Exercise:
Below are entries; tally how many lines hold the string "faire" and answer with only that figure.

* * *

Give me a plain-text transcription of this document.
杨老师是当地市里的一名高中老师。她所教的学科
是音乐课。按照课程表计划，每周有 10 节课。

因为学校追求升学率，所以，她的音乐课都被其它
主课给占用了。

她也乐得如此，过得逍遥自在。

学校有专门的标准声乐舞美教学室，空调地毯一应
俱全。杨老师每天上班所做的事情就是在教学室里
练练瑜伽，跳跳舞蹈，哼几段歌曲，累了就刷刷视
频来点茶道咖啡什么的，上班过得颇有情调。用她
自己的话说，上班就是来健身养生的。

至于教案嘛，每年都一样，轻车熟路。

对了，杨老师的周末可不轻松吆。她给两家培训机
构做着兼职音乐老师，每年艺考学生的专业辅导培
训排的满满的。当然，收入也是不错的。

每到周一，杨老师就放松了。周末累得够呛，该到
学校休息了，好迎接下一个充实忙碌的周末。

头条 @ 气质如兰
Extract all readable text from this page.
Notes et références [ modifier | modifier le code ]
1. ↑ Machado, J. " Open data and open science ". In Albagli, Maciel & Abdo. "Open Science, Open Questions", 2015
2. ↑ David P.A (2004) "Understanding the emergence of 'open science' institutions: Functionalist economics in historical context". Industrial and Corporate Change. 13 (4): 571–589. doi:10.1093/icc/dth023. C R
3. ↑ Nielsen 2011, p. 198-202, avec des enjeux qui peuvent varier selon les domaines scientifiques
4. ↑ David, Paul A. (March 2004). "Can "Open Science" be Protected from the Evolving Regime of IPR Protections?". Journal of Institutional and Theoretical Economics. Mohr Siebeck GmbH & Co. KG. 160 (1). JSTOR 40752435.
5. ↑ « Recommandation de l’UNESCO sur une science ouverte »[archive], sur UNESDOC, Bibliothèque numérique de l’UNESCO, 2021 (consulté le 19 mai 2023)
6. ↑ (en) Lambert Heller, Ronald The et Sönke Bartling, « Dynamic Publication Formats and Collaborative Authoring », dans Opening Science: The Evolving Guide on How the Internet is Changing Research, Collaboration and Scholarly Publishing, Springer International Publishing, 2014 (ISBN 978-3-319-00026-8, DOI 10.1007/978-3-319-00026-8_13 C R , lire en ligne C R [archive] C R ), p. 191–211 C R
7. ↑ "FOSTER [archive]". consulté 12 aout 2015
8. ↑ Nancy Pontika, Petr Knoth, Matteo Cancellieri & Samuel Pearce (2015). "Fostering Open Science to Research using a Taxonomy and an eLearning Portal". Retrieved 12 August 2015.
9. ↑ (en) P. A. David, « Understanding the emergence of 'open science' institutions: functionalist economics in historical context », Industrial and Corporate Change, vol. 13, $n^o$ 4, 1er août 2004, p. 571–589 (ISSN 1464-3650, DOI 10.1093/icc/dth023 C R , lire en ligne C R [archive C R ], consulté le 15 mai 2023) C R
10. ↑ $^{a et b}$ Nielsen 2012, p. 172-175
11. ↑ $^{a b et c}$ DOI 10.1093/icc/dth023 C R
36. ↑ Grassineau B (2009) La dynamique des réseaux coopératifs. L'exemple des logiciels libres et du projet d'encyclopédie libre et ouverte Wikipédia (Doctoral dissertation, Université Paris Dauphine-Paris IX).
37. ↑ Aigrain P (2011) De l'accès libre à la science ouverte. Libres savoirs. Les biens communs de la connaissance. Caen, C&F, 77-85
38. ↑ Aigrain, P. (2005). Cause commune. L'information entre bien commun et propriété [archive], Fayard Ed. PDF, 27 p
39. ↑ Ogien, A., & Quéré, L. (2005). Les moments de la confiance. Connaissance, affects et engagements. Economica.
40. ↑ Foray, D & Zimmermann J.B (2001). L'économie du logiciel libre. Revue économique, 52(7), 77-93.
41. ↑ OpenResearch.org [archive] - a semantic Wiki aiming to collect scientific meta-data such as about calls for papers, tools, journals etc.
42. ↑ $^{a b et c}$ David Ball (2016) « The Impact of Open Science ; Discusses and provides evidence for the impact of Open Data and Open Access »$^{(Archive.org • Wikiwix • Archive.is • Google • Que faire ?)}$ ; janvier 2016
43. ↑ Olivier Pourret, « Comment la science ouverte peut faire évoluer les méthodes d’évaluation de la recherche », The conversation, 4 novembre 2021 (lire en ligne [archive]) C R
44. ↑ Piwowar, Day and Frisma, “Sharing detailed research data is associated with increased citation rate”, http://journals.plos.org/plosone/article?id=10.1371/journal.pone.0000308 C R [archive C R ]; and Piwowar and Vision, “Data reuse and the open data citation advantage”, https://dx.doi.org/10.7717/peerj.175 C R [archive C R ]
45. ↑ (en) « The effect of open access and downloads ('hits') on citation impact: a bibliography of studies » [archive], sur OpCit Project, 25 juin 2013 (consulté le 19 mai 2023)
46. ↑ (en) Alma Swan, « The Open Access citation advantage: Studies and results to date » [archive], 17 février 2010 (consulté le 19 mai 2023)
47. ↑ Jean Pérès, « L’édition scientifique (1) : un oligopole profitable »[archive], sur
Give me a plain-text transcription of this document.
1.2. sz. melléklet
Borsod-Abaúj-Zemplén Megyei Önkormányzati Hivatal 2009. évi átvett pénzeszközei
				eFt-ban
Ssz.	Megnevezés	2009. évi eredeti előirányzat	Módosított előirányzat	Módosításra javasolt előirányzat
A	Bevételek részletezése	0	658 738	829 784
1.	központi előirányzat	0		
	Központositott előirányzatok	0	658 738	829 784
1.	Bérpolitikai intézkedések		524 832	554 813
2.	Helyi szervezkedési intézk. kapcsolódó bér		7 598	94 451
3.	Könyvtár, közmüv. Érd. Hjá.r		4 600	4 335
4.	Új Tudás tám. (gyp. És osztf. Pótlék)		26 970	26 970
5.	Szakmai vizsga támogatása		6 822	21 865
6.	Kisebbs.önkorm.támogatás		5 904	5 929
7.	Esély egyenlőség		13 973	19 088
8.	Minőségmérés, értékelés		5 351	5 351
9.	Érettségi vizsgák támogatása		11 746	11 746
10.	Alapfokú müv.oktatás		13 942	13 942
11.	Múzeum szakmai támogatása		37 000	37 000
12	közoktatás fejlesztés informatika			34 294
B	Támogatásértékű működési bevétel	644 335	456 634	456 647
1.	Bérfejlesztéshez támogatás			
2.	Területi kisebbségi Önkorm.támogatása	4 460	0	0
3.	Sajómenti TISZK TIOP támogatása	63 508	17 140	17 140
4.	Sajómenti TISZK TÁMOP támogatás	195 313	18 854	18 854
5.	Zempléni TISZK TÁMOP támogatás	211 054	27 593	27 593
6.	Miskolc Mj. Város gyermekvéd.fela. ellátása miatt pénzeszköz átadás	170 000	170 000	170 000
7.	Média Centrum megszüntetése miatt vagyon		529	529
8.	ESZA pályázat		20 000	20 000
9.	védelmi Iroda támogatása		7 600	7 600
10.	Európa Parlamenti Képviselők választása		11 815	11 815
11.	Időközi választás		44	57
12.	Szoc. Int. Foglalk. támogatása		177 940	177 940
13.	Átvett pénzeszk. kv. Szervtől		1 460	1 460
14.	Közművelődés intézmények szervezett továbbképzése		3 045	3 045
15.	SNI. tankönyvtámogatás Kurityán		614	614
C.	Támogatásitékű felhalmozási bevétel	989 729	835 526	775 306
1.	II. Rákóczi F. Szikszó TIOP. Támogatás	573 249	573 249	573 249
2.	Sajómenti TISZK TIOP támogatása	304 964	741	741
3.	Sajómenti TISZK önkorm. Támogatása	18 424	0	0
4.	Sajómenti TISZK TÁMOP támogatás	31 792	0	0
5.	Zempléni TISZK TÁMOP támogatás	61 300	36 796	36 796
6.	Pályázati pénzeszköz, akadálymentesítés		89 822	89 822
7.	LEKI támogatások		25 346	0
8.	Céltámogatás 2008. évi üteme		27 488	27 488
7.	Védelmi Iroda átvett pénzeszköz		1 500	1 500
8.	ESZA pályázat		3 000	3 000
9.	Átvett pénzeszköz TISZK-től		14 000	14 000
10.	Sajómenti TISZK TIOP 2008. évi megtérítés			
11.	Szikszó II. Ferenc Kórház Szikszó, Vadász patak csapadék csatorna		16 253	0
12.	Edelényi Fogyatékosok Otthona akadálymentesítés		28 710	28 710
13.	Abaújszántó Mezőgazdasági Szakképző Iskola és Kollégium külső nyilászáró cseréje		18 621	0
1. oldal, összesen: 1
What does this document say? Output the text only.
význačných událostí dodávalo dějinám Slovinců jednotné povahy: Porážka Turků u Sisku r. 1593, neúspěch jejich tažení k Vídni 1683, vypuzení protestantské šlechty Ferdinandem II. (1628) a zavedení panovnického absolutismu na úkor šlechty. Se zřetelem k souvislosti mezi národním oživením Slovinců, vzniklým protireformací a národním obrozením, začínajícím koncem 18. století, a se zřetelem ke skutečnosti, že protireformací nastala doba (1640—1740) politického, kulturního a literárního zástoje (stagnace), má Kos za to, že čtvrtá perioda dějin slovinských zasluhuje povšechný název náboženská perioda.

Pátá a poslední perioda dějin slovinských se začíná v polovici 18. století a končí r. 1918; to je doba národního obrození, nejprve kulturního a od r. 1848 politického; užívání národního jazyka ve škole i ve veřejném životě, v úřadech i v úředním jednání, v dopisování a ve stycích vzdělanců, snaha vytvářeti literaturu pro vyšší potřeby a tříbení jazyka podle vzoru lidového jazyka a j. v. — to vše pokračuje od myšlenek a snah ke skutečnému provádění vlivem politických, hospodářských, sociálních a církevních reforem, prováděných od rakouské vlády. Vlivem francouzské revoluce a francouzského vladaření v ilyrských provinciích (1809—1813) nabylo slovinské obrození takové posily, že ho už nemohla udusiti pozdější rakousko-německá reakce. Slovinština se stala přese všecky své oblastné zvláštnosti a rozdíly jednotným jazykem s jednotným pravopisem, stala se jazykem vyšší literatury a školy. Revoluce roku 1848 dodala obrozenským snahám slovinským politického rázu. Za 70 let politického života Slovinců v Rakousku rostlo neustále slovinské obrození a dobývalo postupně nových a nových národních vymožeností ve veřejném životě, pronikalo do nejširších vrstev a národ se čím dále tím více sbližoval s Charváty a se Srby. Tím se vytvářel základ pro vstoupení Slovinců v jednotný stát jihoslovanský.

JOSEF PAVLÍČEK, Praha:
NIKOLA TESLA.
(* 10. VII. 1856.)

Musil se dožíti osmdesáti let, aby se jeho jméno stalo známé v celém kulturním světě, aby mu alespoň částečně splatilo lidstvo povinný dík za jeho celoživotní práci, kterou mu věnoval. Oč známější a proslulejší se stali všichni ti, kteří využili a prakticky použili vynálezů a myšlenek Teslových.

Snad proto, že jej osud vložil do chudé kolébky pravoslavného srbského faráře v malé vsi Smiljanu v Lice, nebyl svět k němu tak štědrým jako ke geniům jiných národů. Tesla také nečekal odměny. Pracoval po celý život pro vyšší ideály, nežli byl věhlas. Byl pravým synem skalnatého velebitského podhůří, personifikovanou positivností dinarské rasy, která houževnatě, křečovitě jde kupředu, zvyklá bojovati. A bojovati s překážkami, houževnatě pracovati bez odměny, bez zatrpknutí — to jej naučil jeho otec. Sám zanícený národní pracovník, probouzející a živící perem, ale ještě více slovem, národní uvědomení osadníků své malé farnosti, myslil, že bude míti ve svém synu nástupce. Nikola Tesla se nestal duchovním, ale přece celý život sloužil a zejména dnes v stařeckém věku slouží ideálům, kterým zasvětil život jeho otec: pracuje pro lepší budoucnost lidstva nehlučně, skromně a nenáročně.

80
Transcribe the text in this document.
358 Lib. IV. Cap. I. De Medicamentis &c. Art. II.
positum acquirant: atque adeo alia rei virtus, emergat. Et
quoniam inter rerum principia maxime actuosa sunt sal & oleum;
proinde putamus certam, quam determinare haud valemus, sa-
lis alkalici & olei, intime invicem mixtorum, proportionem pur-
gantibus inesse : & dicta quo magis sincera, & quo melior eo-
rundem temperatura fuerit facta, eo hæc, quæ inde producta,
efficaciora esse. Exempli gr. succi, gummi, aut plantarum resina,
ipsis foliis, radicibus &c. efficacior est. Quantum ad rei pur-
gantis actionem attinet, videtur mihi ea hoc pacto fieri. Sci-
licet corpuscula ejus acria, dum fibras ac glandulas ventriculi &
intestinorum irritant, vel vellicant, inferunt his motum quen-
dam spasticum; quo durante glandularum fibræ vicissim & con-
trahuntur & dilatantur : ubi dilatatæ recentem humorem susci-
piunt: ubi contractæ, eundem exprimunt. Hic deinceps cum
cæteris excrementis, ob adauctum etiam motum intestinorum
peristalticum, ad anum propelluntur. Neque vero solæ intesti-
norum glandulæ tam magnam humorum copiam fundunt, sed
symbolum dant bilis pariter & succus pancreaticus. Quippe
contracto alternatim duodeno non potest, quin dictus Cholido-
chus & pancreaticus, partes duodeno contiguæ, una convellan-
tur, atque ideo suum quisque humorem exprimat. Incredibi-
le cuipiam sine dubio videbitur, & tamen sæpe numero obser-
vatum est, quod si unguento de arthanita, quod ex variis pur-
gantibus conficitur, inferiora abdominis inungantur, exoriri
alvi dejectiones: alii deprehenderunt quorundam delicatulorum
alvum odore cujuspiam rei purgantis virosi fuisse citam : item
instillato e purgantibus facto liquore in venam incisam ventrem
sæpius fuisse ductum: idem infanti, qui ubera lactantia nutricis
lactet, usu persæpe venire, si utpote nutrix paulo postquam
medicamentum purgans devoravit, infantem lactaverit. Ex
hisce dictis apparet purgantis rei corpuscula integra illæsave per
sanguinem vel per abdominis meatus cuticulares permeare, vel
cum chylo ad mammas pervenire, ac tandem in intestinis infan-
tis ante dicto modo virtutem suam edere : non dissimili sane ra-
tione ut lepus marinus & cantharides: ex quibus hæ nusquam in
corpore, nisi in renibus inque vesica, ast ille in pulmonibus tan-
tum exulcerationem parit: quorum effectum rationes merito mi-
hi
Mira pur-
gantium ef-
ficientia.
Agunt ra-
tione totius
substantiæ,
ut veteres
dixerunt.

* * *

Reply:
2